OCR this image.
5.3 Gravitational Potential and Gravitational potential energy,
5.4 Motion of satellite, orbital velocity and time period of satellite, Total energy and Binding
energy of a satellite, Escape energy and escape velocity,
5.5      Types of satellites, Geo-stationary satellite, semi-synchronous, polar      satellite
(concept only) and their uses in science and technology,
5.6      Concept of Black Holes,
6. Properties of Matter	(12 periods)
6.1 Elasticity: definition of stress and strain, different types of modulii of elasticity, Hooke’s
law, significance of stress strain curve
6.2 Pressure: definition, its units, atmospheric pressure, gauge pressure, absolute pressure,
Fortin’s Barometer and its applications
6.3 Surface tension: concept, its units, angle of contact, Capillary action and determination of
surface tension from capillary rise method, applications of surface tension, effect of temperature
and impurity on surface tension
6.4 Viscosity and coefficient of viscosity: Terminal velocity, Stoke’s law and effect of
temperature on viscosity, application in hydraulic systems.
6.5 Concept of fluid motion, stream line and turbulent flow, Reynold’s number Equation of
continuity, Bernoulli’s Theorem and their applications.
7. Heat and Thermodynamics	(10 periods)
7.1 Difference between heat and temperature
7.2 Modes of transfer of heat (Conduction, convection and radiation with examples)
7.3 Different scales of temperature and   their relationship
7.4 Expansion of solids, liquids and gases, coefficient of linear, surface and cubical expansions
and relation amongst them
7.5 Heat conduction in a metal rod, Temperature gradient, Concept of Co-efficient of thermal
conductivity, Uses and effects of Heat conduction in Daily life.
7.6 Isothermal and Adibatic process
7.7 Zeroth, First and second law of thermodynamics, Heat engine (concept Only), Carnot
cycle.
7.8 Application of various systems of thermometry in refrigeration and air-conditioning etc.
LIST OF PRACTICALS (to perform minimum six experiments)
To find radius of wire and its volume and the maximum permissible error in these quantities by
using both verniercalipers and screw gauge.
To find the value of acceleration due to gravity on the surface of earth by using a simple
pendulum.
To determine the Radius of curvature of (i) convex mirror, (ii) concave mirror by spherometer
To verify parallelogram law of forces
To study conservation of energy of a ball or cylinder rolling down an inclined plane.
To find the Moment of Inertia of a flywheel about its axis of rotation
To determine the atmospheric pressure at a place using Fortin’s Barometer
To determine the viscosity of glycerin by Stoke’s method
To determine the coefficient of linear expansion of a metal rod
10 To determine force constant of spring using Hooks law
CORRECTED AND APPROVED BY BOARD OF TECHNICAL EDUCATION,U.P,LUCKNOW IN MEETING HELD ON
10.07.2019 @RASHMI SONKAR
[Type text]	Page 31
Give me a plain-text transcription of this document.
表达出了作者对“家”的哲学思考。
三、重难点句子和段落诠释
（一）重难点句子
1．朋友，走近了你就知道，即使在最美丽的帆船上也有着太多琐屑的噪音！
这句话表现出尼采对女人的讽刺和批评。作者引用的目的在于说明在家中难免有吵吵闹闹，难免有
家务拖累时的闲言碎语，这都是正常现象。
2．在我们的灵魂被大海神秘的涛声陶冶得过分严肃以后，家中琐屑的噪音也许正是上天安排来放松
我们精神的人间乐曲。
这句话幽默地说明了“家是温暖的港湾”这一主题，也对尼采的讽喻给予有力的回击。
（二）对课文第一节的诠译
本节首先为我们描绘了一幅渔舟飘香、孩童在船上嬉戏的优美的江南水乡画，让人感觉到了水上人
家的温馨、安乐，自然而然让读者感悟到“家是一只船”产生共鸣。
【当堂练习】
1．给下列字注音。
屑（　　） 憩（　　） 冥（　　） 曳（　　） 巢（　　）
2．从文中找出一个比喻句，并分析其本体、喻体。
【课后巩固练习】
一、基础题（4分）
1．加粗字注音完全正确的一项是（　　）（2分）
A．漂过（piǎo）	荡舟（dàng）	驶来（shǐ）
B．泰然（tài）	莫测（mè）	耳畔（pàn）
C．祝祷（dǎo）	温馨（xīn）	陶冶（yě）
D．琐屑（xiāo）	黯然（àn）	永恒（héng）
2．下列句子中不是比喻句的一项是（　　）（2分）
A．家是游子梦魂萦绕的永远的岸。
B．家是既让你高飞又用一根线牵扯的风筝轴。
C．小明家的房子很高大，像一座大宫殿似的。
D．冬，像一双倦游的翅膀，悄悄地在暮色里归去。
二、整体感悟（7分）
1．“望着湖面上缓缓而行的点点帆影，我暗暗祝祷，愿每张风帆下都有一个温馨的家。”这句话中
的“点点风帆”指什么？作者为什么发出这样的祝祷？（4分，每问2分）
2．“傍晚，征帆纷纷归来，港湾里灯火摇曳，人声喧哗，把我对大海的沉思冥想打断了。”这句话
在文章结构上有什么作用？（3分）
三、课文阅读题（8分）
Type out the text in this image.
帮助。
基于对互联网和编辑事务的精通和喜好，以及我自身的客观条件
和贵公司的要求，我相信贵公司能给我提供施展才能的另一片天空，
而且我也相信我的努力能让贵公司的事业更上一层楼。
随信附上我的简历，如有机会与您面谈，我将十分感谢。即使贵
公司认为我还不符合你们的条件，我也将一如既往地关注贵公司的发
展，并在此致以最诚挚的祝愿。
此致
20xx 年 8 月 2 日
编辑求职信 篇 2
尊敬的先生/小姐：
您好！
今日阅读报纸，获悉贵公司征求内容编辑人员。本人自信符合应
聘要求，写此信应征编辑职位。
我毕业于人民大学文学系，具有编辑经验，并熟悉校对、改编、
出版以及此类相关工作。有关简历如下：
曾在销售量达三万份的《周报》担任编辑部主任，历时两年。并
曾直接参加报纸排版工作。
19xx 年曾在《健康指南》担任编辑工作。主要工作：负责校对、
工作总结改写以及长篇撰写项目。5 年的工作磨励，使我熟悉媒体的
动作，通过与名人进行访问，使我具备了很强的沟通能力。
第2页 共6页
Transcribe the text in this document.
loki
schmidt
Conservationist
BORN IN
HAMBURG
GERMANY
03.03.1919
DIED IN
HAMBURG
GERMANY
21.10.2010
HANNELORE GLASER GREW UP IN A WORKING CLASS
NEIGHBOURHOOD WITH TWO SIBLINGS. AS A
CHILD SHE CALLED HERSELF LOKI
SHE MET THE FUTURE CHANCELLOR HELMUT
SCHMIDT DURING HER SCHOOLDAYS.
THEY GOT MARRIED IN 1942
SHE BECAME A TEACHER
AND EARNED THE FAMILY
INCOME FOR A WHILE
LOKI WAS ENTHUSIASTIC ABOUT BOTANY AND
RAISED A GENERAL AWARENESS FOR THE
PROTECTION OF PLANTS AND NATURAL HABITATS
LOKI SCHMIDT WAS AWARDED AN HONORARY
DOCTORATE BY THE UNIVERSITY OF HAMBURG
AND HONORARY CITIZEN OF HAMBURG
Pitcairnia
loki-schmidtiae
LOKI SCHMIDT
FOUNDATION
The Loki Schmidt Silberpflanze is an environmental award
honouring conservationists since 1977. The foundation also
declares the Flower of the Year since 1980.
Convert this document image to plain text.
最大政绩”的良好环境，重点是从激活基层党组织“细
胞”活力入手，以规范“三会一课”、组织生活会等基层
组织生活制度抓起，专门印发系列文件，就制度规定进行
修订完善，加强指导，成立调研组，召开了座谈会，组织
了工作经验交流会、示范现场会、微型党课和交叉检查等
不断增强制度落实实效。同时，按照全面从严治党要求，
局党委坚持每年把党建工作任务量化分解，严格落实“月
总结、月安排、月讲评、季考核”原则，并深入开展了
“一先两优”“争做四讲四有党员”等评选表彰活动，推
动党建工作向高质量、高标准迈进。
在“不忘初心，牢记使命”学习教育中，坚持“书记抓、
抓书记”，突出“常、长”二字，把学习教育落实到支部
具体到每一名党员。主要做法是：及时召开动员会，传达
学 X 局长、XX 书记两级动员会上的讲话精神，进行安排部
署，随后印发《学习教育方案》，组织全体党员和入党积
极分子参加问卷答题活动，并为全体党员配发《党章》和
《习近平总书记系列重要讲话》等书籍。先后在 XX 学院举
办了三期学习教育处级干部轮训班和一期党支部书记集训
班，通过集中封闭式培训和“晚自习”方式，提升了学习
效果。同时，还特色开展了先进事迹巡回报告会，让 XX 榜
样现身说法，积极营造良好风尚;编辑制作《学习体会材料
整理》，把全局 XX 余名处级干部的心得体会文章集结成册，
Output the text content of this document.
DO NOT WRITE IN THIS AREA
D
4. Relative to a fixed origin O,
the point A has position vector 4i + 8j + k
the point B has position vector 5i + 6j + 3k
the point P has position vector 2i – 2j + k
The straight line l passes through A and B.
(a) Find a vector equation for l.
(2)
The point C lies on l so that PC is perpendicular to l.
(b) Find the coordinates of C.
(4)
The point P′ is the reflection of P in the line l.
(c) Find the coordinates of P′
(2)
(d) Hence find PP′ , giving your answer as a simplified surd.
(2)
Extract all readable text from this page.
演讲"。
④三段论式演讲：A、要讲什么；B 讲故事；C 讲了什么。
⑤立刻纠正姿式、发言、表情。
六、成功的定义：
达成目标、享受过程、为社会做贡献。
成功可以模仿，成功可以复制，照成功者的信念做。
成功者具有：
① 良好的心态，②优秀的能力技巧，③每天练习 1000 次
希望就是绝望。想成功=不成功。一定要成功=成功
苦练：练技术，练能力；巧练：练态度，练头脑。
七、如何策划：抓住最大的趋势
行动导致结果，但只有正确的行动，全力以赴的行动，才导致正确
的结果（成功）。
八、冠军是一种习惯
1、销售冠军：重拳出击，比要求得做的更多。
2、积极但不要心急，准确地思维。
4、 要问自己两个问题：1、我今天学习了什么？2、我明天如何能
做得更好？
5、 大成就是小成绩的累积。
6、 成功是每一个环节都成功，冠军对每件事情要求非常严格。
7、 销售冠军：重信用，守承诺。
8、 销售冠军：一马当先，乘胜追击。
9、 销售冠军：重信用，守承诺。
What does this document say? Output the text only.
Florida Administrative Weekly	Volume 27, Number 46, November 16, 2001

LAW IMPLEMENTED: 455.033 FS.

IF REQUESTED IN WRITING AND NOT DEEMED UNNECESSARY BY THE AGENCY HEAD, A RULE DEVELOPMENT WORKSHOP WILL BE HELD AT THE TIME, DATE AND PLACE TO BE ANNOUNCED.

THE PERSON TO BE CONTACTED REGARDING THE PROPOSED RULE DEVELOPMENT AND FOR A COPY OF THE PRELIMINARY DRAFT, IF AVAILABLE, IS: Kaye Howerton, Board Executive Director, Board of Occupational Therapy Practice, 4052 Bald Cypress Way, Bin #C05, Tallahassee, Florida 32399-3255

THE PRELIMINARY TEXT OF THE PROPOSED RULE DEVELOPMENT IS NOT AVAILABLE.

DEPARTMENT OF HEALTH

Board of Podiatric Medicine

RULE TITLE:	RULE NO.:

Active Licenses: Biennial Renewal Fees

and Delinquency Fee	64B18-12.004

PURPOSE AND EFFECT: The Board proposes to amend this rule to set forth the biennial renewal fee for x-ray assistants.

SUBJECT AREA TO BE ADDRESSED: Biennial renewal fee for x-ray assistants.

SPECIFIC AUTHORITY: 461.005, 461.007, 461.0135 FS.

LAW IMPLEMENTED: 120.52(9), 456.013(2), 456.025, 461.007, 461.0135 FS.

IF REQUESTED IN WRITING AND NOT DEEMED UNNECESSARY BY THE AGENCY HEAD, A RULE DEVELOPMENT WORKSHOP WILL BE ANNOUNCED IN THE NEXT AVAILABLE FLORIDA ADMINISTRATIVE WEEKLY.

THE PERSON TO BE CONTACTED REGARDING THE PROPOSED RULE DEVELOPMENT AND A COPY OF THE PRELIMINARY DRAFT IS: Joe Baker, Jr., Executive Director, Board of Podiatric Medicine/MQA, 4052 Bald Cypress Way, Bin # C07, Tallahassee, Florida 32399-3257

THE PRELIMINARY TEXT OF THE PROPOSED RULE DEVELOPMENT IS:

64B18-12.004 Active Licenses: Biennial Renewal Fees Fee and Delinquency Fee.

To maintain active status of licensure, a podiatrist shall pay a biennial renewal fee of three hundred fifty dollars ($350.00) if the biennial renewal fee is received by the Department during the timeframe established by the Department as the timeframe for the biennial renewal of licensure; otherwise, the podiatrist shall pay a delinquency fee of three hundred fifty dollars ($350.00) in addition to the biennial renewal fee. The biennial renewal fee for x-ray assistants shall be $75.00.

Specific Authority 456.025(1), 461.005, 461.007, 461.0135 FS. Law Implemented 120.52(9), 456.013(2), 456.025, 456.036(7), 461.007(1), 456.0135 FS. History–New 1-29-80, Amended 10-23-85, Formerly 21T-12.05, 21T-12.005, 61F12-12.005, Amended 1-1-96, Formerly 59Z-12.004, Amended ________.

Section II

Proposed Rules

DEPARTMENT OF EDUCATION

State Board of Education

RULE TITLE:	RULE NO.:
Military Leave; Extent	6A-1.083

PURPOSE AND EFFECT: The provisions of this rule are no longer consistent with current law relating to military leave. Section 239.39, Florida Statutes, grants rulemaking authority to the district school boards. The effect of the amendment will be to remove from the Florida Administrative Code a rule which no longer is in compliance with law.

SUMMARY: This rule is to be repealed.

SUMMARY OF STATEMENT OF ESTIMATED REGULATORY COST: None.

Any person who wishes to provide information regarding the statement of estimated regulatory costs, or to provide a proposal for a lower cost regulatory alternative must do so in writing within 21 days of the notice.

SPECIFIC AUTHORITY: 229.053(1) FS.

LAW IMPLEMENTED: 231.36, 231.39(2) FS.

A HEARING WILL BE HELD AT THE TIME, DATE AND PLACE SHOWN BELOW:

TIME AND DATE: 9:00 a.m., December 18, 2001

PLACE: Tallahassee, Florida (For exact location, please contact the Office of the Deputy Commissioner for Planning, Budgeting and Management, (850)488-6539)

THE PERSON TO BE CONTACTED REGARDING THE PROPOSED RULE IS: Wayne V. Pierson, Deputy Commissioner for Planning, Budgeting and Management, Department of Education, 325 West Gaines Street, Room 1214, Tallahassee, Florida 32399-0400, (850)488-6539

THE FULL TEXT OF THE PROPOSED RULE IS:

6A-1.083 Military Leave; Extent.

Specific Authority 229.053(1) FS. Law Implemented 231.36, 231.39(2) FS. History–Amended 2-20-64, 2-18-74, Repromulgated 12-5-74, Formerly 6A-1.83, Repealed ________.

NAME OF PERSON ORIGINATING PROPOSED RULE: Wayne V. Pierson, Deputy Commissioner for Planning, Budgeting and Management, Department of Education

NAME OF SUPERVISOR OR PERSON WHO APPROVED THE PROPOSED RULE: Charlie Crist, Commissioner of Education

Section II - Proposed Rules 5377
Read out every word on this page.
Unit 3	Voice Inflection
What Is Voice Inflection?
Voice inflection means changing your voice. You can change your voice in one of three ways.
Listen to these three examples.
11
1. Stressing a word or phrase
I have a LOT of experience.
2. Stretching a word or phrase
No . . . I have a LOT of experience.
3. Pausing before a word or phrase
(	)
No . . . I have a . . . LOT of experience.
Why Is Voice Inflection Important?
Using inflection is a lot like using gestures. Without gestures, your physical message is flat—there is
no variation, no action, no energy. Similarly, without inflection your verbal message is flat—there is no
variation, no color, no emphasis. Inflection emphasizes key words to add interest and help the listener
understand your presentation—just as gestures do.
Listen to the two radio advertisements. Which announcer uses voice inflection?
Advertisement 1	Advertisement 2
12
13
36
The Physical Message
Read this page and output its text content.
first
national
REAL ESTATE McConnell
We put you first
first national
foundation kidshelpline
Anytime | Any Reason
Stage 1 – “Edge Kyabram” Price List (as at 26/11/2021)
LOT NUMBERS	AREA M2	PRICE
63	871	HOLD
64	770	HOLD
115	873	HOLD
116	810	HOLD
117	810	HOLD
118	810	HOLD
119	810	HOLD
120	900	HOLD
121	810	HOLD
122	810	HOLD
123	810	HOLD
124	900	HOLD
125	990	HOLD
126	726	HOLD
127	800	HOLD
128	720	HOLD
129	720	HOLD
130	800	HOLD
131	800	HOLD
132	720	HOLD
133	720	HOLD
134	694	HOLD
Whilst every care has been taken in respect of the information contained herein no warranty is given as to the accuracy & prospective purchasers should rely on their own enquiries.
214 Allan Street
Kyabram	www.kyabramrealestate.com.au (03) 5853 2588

☆ ☆ ☆ ☆

WHAT YOU SHOULD DO ▸ Check each line above for "Fortin" and return the ones that have it.

RESULT OF THIS EXERCISE ▸
Fortin’s Barometer and its applications
To determine the atmospheric pressure at a place using Fortin’s Barometer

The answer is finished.